**Set exercise**
Copy every line with the string "Market" in it.

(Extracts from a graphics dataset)
::::::::::

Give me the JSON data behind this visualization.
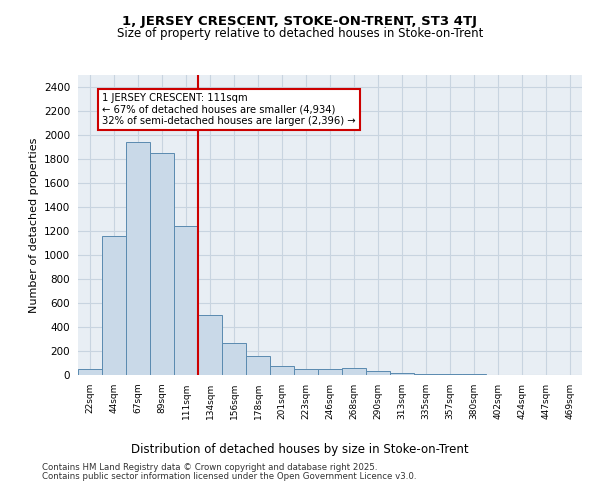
{
  "title1": "1, JERSEY CRESCENT, STOKE-ON-TRENT, ST3 4TJ",
  "title2": "Size of property relative to detached houses in Stoke-on-Trent",
  "xlabel": "Distribution of detached houses by size in Stoke-on-Trent",
  "ylabel": "Number of detached properties",
  "categories": [
    "22sqm",
    "44sqm",
    "67sqm",
    "89sqm",
    "111sqm",
    "134sqm",
    "156sqm",
    "178sqm",
    "201sqm",
    "223sqm",
    "246sqm",
    "268sqm",
    "290sqm",
    "313sqm",
    "335sqm",
    "357sqm",
    "380sqm",
    "402sqm",
    "424sqm",
    "447sqm",
    "469sqm"
  ],
  "values": [
    50,
    1160,
    1940,
    1850,
    1240,
    500,
    270,
    155,
    75,
    50,
    50,
    60,
    30,
    20,
    10,
    5,
    5,
    3,
    2,
    2,
    2
  ],
  "bar_color": "#c9d9e8",
  "bar_edge_color": "#5a8ab0",
  "vline_x_index": 4,
  "vline_color": "#cc0000",
  "annotation_text": "1 JERSEY CRESCENT: 111sqm\n← 67% of detached houses are smaller (4,934)\n32% of semi-detached houses are larger (2,396) →",
  "annotation_box_color": "#ffffff",
  "annotation_box_edge_color": "#cc0000",
  "grid_color": "#c8d4e0",
  "background_color": "#e8eef4",
  "fig_background_color": "#ffffff",
  "footer1": "Contains HM Land Registry data © Crown copyright and database right 2025.",
  "footer2": "Contains public sector information licensed under the Open Government Licence v3.0.",
  "ylim": [
    0,
    2500
  ],
  "yticks": [
    0,
    200,
    400,
    600,
    800,
    1000,
    1200,
    1400,
    1600,
    1800,
    2000,
    2200,
    2400
  ]
}
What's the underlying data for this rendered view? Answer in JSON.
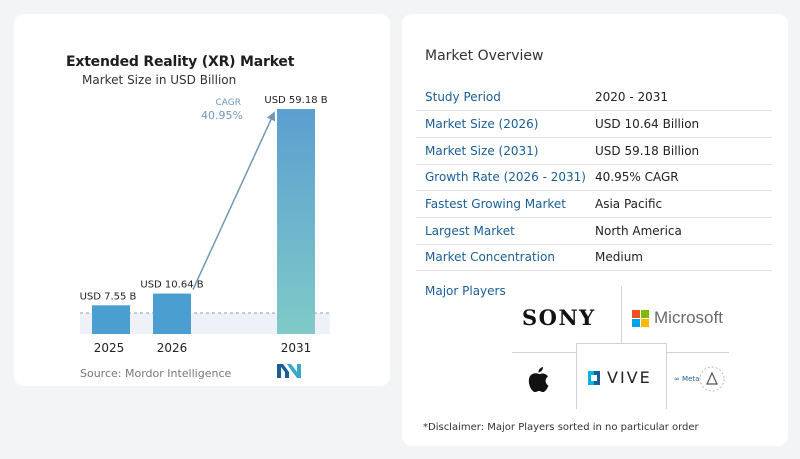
{
  "chart_data": {
    "type": "bar",
    "title": "Extended Reality (XR) Market",
    "subtitle": "Market Size in USD Billion",
    "categories": [
      "2025",
      "2026",
      "2031"
    ],
    "values": [
      7.55,
      10.64,
      59.18
    ],
    "value_labels": [
      "USD 7.55 B",
      "USD 10.64 B",
      "USD 59.18 B"
    ],
    "cagr_label": "CAGR",
    "cagr_value": "40.95%",
    "ylim": [
      0,
      59.18
    ],
    "grid": false,
    "colors": {
      "bar_2025": "#4a9fd0",
      "bar_2026": "#4a9fd0",
      "bar_2031_top": "#5a9fd0",
      "bar_2031_bottom": "#7fcac8",
      "cagr": "#6f98b7",
      "baseline": "#8aa4bf"
    }
  },
  "source": "Source:  Mordor Intelligence",
  "source_logo_icon": "mordor-intelligence-logo-icon",
  "overview": {
    "title": "Market Overview",
    "rows": [
      {
        "key": "Study Period",
        "value": "2020 - 2031"
      },
      {
        "key": "Market Size (2026)",
        "value": "USD 10.64 Billion"
      },
      {
        "key": "Market Size (2031)",
        "value": "USD 59.18 Billion"
      },
      {
        "key": "Growth Rate (2026 - 2031)",
        "value": "40.95% CAGR"
      },
      {
        "key": "Fastest Growing Market",
        "value": "Asia Pacific"
      },
      {
        "key": "Largest Market",
        "value": "North America"
      },
      {
        "key": "Market Concentration",
        "value": "Medium"
      }
    ]
  },
  "players": {
    "title": "Major Players",
    "sony": "SONY",
    "microsoft": "Microsoft",
    "apple_icon": "apple-logo-icon",
    "vive": "VIVE",
    "meta": "∞ Meta",
    "reality_labs_icon": "reality-labs-logo-icon"
  },
  "disclaimer": "*Disclaimer: Major Players sorted in no particular order"
}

::::::::::

**Complete response**
    "title": "Extended Reality (XR) Market",
    "subtitle": "Market Size in USD Billion",
    "title": "Market Overview",
        "key": "Market Size (2026)",
        "key": "Market Size (2031)",
        "key": "Fastest Growing Market",
        "key": "Largest Market",
        "key": "Market Concentration",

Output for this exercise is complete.